- [THE TASK]: Collect all the lines that mention the word "EPOUSE".

- [EXERCISE INPUT]:
____
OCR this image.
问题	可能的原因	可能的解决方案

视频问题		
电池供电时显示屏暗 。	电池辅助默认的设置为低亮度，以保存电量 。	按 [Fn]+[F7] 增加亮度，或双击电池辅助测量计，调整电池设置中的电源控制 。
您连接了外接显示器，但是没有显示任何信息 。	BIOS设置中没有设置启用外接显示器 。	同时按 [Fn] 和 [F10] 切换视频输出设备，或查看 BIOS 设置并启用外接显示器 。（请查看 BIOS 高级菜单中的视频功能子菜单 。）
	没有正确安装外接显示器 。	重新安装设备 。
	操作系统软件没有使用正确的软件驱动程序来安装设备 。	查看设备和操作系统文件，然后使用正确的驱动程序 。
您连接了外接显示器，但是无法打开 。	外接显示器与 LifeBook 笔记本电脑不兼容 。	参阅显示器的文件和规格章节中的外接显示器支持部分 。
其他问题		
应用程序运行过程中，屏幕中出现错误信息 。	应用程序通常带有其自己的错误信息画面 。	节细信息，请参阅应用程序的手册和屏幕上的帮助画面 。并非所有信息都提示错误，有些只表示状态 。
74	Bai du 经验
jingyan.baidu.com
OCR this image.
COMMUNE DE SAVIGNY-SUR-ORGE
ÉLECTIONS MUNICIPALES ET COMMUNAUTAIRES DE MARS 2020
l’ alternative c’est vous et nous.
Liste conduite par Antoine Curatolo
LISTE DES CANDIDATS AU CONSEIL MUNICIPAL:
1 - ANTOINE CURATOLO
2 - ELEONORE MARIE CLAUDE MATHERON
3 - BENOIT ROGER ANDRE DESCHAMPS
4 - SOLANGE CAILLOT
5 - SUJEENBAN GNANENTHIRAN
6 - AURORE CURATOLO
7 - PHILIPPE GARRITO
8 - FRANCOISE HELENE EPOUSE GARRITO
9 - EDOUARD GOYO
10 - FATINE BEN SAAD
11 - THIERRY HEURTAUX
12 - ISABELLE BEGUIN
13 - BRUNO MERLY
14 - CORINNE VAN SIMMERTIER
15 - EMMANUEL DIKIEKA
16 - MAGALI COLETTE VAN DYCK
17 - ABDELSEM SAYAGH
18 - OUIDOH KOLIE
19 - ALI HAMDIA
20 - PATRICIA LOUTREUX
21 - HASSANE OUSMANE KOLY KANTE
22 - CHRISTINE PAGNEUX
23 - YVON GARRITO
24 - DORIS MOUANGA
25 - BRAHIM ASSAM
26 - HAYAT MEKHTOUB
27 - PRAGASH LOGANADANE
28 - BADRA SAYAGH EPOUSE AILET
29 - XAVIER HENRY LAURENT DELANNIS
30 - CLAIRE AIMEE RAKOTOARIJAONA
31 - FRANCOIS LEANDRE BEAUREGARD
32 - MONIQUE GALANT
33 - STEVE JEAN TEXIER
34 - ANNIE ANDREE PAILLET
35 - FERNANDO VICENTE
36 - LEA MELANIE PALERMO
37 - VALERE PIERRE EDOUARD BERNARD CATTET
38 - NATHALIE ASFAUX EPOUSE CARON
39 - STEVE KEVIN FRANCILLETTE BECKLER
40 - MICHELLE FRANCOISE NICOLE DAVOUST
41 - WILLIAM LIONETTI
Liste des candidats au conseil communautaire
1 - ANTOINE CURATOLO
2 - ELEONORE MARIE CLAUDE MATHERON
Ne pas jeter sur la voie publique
____
- [EXERCISE SOLUTION]:
8 - FRANCOISE HELENE EPOUSE GARRITO
28 - BADRA SAYAGH EPOUSE AILET
38 - NATHALIE ASFAUX EPOUSE CARON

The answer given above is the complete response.